### Exercise description
Select the lines that hold the word "right" and copy each one.

>> start

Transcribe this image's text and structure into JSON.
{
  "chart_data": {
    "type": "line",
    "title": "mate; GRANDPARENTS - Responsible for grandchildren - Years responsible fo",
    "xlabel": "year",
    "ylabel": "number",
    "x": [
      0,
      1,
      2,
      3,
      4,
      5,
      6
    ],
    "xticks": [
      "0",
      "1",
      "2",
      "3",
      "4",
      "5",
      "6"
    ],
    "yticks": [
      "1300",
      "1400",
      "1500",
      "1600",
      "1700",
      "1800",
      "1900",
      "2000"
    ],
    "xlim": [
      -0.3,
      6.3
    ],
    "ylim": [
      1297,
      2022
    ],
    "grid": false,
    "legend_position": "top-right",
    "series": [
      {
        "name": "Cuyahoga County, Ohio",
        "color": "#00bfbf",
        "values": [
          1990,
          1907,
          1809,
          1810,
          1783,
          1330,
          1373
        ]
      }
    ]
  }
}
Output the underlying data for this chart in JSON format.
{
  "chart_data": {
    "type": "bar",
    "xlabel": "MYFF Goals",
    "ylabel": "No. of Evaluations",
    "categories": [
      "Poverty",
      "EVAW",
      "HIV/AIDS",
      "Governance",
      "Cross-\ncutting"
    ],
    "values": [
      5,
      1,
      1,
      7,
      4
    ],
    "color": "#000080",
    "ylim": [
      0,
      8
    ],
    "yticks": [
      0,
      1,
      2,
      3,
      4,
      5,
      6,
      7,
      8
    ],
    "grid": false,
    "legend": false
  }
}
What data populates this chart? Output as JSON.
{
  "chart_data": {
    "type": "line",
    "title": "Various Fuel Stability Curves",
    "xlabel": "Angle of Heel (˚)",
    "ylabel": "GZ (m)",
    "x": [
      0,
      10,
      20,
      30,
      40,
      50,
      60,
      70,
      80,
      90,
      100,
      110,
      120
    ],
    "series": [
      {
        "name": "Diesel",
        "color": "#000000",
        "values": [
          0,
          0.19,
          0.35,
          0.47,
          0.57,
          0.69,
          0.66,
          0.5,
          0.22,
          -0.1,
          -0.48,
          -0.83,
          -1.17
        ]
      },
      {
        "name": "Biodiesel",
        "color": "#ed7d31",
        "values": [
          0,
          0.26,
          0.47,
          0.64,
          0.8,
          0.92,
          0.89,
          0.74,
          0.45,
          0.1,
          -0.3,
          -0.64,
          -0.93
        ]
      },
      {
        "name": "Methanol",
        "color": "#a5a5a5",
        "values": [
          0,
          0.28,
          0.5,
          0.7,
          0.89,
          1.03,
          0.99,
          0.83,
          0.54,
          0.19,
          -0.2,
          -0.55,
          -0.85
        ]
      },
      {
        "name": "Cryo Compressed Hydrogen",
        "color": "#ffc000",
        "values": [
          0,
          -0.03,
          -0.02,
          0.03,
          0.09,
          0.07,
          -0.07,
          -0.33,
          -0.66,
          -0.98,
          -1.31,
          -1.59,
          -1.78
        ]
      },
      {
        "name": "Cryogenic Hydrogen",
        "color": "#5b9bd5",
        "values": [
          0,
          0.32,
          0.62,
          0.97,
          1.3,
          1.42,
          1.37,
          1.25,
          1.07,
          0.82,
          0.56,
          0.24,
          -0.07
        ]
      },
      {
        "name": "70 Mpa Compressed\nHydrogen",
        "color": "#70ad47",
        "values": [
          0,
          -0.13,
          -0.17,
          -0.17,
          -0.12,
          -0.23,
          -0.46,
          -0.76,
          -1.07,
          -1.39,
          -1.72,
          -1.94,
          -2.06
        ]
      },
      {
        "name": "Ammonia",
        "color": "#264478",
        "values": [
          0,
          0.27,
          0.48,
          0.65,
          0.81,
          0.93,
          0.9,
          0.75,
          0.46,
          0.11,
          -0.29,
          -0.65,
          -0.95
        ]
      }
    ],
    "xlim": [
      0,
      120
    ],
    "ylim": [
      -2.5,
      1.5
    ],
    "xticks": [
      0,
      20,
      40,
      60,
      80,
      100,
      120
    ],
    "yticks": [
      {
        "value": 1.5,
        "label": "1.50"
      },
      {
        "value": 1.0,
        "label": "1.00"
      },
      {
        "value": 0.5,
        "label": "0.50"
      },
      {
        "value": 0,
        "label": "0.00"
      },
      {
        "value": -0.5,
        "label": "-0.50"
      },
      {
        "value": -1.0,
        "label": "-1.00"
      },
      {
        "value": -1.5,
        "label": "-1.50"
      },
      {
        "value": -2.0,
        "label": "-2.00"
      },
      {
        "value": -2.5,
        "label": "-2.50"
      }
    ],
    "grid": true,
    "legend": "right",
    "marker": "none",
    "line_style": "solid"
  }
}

>> end

### The completed task
    "legend_position": "top-right",
    "legend": "right",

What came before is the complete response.